Stored records
....................

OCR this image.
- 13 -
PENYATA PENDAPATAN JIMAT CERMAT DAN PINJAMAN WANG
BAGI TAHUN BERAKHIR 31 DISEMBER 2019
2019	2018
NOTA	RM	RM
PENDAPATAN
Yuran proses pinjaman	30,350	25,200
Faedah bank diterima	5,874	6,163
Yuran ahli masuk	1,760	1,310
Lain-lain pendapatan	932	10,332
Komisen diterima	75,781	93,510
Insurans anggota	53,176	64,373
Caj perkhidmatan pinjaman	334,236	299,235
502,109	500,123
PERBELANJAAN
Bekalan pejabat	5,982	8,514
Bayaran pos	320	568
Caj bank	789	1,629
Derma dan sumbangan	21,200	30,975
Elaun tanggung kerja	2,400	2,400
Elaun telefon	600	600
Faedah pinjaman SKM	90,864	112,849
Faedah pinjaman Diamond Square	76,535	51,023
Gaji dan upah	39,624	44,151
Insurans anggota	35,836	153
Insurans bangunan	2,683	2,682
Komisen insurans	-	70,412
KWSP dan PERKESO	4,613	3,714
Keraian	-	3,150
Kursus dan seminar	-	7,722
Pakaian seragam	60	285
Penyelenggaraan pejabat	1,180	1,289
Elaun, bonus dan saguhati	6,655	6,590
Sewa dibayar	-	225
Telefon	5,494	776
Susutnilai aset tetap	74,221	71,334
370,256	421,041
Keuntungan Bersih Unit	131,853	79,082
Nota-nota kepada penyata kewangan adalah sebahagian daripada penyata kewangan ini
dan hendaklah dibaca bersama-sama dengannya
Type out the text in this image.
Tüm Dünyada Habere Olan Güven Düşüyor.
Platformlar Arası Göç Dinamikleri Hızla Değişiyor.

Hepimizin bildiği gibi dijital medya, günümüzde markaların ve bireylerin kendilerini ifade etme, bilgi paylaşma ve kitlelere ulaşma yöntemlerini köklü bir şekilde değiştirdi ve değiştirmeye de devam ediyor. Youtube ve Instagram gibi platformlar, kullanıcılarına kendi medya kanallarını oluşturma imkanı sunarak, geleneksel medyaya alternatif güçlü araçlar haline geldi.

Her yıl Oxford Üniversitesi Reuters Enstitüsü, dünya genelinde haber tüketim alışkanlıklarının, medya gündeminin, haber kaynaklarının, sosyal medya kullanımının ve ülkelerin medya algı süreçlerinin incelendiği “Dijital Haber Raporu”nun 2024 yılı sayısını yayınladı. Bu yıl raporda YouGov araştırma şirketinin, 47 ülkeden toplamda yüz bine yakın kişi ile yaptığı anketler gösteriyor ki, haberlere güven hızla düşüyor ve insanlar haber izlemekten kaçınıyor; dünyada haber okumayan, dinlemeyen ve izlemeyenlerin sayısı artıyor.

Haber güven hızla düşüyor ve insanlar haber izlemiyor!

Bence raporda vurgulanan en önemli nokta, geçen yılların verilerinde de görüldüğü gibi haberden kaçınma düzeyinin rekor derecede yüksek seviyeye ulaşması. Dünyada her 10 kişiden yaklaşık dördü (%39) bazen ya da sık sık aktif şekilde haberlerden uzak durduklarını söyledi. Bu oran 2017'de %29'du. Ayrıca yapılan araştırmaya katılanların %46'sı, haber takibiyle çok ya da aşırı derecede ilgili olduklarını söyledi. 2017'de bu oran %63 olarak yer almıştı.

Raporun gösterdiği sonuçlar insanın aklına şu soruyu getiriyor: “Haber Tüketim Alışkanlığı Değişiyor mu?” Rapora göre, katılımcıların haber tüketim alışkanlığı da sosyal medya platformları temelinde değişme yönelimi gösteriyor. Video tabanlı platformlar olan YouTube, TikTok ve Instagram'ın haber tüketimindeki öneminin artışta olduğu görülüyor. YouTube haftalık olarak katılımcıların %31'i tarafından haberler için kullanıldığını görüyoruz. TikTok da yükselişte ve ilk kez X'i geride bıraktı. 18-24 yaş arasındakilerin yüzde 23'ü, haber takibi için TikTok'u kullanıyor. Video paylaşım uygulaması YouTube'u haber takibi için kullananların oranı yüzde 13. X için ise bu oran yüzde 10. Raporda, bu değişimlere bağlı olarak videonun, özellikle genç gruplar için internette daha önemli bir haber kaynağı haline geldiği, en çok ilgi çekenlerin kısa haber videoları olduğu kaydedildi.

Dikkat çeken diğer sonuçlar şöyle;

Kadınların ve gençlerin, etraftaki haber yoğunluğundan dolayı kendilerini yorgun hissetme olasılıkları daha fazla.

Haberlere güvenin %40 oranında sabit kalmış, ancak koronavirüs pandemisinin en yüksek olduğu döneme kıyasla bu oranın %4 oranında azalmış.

....................

What you will do:
Look above for every line with the word "Yuran" and copy it.

Exercise solution:
Yuran proses pinjaman	30,350	25,200
Yuran ahli masuk	1,760	1,310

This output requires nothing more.